— start Data lines —

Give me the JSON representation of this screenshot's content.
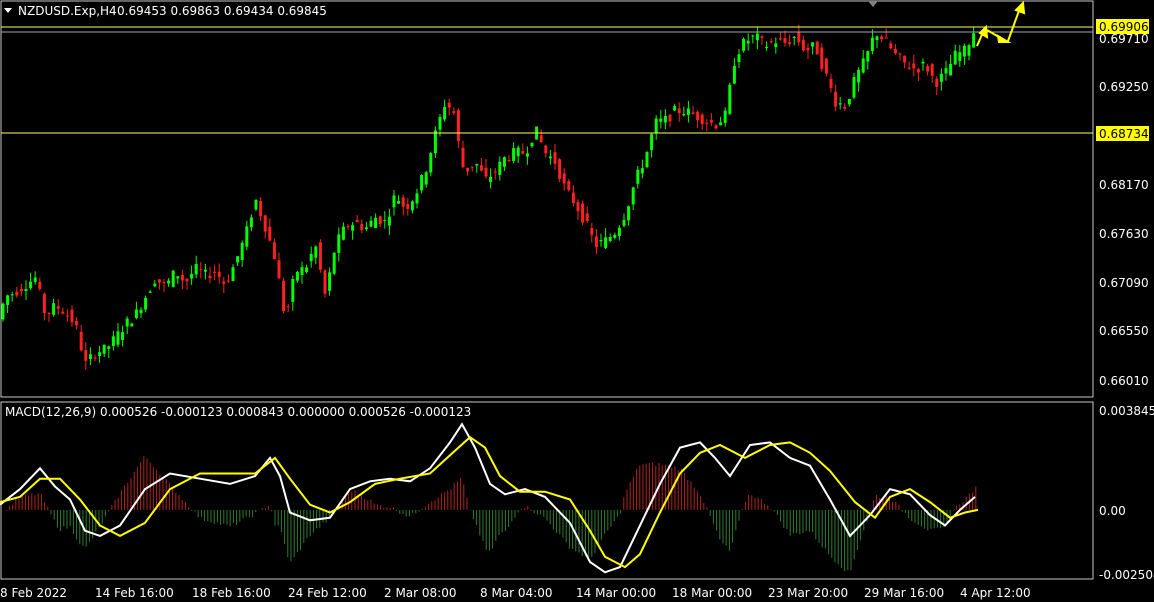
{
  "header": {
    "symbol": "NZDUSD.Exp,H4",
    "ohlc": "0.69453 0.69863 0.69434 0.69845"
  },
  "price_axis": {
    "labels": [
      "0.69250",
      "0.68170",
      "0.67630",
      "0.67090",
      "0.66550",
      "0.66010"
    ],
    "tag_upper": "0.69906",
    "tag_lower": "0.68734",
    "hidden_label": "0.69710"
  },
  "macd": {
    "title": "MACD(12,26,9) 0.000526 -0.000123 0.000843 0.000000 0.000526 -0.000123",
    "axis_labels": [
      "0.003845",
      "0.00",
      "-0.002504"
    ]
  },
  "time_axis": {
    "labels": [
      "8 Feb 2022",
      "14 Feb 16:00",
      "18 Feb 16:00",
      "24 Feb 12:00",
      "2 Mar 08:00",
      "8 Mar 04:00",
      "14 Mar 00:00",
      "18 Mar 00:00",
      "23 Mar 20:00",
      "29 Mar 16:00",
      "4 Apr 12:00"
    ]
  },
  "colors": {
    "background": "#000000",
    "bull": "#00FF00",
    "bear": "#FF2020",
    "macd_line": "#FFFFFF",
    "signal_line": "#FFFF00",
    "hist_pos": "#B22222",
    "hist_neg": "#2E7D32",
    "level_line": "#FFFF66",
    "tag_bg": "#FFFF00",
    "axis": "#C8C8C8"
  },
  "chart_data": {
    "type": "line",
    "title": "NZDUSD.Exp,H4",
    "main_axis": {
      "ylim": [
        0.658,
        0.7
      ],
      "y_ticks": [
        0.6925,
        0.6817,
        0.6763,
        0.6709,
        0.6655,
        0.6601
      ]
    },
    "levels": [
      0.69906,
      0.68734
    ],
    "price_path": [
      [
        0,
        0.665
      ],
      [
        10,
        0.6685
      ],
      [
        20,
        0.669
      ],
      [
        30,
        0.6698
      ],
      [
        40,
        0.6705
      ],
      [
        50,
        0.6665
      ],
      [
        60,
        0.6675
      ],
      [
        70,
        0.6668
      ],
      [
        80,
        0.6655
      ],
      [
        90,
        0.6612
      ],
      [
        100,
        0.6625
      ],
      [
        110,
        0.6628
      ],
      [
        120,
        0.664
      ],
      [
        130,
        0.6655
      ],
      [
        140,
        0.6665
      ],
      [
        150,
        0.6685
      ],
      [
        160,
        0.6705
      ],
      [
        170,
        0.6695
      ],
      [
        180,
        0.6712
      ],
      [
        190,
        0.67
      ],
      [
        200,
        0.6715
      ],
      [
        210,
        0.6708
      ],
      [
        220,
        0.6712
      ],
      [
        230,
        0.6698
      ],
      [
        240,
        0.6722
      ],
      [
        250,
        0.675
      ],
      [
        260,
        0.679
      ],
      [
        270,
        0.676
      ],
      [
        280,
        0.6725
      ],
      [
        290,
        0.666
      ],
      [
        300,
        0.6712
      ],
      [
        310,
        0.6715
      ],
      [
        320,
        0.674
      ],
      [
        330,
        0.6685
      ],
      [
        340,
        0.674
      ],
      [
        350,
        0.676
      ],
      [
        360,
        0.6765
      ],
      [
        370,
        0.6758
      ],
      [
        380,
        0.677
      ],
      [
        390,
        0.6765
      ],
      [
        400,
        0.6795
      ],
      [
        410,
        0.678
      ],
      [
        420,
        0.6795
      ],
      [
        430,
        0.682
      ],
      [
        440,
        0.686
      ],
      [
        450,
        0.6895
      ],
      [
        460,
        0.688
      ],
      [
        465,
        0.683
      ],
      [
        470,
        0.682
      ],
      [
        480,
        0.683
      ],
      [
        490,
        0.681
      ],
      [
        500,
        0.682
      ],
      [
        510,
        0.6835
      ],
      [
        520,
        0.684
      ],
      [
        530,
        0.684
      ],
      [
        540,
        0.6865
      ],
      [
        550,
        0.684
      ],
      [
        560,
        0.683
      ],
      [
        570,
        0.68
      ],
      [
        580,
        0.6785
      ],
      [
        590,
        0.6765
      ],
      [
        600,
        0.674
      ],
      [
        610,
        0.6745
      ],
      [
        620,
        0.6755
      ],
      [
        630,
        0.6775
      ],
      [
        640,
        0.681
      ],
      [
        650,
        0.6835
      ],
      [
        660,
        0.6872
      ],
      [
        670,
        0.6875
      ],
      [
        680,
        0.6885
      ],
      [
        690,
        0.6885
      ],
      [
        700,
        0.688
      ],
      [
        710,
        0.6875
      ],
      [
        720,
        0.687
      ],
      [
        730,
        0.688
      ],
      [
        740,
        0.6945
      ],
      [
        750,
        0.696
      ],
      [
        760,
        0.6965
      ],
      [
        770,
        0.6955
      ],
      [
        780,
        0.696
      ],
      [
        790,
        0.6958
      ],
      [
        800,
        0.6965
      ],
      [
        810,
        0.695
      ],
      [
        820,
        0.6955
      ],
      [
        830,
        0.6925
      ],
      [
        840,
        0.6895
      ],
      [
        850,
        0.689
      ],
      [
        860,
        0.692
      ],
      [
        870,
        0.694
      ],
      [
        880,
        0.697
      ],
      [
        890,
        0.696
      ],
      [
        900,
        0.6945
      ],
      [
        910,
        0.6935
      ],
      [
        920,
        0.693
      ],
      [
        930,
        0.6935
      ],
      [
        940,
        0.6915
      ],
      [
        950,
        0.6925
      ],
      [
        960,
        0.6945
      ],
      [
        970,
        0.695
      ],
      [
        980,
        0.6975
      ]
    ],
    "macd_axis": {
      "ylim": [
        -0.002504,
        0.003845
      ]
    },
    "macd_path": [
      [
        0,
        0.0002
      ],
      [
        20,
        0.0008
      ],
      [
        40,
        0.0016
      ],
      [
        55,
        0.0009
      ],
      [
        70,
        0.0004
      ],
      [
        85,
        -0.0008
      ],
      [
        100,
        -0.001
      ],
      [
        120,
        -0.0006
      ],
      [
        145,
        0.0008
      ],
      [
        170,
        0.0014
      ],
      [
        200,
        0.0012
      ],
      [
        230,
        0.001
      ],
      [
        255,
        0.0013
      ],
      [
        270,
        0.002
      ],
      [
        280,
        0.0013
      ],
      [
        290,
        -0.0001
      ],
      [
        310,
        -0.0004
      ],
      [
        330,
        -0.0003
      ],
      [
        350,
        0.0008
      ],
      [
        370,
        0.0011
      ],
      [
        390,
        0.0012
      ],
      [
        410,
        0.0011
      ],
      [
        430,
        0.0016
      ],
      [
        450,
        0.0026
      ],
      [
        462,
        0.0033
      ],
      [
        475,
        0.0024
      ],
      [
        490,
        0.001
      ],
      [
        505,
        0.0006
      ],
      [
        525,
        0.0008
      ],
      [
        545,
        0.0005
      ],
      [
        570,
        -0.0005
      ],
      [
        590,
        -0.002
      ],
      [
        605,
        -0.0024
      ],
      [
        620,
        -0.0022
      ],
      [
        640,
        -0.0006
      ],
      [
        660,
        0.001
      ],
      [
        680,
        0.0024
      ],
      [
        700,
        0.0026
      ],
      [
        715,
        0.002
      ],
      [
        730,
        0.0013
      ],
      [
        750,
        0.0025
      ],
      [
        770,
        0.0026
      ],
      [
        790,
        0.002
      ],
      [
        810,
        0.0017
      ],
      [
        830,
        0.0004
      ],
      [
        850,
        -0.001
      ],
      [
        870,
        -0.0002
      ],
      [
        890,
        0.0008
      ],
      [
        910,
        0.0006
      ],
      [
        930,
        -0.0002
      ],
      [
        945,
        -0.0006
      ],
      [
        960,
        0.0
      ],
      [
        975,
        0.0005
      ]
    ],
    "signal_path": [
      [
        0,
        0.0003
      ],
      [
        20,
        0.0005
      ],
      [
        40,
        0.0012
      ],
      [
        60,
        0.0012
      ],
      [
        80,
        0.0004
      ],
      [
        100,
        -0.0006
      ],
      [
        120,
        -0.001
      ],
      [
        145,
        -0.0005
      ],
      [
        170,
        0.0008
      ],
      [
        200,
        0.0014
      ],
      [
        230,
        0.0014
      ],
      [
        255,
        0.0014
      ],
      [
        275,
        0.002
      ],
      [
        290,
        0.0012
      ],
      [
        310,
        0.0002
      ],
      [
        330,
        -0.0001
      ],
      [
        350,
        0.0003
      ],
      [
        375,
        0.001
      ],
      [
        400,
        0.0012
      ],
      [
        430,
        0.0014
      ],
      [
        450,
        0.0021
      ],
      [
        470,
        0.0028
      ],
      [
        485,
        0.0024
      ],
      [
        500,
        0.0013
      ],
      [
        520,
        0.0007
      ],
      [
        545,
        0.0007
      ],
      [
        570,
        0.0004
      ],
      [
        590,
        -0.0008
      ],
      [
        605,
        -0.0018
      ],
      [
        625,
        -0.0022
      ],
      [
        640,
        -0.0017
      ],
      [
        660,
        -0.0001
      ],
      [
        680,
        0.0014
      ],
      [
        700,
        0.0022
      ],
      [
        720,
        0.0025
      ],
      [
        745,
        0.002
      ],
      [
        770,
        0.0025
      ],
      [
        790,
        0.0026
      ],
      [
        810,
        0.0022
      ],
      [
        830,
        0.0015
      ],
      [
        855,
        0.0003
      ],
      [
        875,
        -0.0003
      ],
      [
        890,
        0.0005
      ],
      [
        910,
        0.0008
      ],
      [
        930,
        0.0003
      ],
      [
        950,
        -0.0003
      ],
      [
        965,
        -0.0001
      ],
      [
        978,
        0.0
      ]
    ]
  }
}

— end Data lines —

State the number of lines in these entries that include the string "title". Provide nothing beyond that number.

2